• [Quoted passage]
○ ○ ○

Both were mature for Disney, accounting for their PG-13 ratings. Carter was full of action and rather violent for the Disney playbook. So was Lone Ranger, which hinted at cannibalism in one carefully edited scene. This is not the stuff of pixie dust and magic, folks. But not everything Disney should be, and that connects back to Disney’s problem with producing these darker pictures. Their audience here is not the four-year-old girl in love with Frozen nor the third-grader wanting to be Finn and Rey from Star Wars: The Force Awakens. Not many kids opted to dress up as Dejah Thoris or Tonto the year of these films’ releases, sadly enough. And let’s not get started about Disney’s other PG-13 blunder starring Jake Gyllenhaal. 2010’s Prince of Persia: The Sands of Time disappeared pretty quickly. Do you recall the film? Its trailer from DisneyMovieTrailers below shows its ridiculous plot (based on a video game, no less).

It’s hard to market a PG-13 film to families with younger children, unless they come from more familiar brands (think of Jurassic World, The Avengers and the like). Then again, Disney does not need to rely simply on this demographic for its films to profit. But so far, Disney’s PG-13 efforts more targeted for older children, teens, and adults have mostly bombed, outside of the aforementioned brands. Why so? Part of the problem is that many moviegoers’ instant reaction is that the “Disney” listing means that it is not for them, and the PG-13 label can add to the confusion. It appears inconsistent. For moviegoers unaware of the PG-13 rating, they might look at the marketing efforts of a Lone Ranger, per se, and feel unsure of its tone. Accordingly, a rating is only part of the issue. The promotional efforts must convey the themes and direct these elements to the right demographic.

Likewise, The Walt Disney Studios has experienced its share of blunders with PG-rated, live-action movies from its Disney banner that do not tie back to a certain property. Recent sports flicks like Million Dollar Arm and McFarland, USA flopped despite mostly positive reviews from critics. Tomorrowland – despite having a very loose tie-in to the theme park land of the same name – failed at the box office, too. Into the Woods and Muppets Most Wanted, both released in 2014 and having some branding due to these properties’ well-known characters, may not have bombed, but they underperformed. What is Disney to do then? All of these movies carried a more family friendly PG rating and connected back to themes Disney usually does well in (save for sci-fi). The answer is to rely even more greatly on the proven successful moves of animated fantasies to live-action adaptations: Maleficent and Cinderella.

Several dates on Disney’s forthcoming theatrical release schedule are slotted for films of this nature. Is the new Cruella de Vil project on there? Perhaps so. The frustration, as I have vocalized before, is that the rehashing of old ideas perpetuates. The more we support these projects and dismiss the original ones, the fewer variety of options we see in the movie marketplace.

○ ○ ○

(Records from a data source)
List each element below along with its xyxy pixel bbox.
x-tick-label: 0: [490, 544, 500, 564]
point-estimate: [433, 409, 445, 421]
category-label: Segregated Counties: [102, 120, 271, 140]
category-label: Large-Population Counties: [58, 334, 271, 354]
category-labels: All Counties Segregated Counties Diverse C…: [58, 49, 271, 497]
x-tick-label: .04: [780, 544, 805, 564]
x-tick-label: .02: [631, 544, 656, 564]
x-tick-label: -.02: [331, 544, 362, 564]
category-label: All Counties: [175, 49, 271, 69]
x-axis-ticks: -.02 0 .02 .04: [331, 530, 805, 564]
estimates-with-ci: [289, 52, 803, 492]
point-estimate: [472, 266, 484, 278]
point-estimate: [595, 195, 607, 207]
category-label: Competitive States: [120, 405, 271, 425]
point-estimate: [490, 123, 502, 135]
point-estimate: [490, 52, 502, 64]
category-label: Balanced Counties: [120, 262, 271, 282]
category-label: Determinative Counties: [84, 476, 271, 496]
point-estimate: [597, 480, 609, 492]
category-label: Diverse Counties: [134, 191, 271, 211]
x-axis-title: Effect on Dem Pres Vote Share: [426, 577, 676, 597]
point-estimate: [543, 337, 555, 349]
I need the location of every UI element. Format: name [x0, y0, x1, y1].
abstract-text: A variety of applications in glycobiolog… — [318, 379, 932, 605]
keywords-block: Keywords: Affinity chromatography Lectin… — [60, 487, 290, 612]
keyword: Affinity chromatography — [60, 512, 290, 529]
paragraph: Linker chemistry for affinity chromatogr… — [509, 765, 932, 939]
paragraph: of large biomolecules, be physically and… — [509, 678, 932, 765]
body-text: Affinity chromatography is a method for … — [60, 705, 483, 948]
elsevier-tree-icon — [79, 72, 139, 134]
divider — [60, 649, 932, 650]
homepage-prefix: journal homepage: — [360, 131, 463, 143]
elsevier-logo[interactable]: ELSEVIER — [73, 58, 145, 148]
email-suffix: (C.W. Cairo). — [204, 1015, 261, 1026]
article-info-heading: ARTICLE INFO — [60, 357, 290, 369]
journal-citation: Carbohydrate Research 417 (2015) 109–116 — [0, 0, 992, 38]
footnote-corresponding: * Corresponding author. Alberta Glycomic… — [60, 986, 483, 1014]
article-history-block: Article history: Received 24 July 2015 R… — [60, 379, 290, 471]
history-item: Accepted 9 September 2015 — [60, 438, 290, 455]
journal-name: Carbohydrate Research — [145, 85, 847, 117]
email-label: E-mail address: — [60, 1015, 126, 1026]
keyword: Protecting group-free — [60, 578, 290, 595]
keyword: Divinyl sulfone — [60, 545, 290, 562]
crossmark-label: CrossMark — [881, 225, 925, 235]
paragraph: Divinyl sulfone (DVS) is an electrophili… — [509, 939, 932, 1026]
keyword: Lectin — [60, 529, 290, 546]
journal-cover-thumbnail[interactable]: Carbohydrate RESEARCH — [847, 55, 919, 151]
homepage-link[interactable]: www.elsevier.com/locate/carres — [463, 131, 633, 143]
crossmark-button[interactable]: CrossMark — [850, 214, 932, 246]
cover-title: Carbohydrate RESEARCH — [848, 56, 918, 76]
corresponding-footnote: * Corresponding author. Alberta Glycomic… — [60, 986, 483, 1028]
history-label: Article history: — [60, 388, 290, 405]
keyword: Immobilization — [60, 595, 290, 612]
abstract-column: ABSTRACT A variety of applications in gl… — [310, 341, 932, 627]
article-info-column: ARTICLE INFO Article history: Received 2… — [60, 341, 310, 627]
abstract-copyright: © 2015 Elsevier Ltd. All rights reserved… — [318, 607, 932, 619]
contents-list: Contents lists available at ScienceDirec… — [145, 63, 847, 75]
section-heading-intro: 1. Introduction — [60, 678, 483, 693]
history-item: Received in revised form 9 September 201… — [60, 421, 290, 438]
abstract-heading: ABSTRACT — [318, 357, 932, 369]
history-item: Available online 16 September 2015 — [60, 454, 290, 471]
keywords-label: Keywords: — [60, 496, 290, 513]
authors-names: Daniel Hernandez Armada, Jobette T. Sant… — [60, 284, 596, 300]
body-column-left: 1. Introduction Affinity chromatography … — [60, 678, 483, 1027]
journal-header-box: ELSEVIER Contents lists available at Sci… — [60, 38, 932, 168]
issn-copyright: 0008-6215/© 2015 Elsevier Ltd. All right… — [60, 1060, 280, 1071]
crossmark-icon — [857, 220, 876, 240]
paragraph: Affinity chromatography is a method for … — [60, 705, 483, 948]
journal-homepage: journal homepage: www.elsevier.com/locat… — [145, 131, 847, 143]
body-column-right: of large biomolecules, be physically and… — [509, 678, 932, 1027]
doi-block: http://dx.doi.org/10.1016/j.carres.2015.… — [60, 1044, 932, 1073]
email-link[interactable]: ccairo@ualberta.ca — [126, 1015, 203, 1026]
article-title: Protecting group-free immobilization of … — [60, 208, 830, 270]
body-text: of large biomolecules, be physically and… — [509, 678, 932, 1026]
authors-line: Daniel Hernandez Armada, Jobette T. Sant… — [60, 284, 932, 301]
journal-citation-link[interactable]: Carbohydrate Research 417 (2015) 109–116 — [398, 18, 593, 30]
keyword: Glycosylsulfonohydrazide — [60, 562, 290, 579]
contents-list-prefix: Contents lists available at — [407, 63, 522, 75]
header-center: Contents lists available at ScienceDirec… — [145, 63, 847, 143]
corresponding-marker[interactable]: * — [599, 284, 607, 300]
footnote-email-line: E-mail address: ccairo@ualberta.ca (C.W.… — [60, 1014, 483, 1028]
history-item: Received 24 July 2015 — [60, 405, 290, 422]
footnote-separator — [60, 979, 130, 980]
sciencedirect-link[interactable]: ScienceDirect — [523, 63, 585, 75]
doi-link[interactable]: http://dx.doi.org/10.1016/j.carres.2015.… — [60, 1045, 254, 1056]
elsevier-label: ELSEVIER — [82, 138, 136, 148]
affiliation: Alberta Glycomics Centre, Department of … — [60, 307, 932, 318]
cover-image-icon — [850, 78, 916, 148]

○ ○ ○

• [Exercise goal]
Using the text on Disney's live-action films, answer these questions:
1. Which 2010 PG-13 film starring Jake Gyllenhaal does the text call a blunder?
2. Which two recent sports films flopped despite mostly positive reviews from critics?
3. Which two animated-fantasy-to-live-action adaptations does the text name as proven successful moves?

• [Exercise answer]
1. Prince of Persia: The Sands of Time
2. Million Dollar Arm and McFarland, USA
3. Maleficent and Cinderella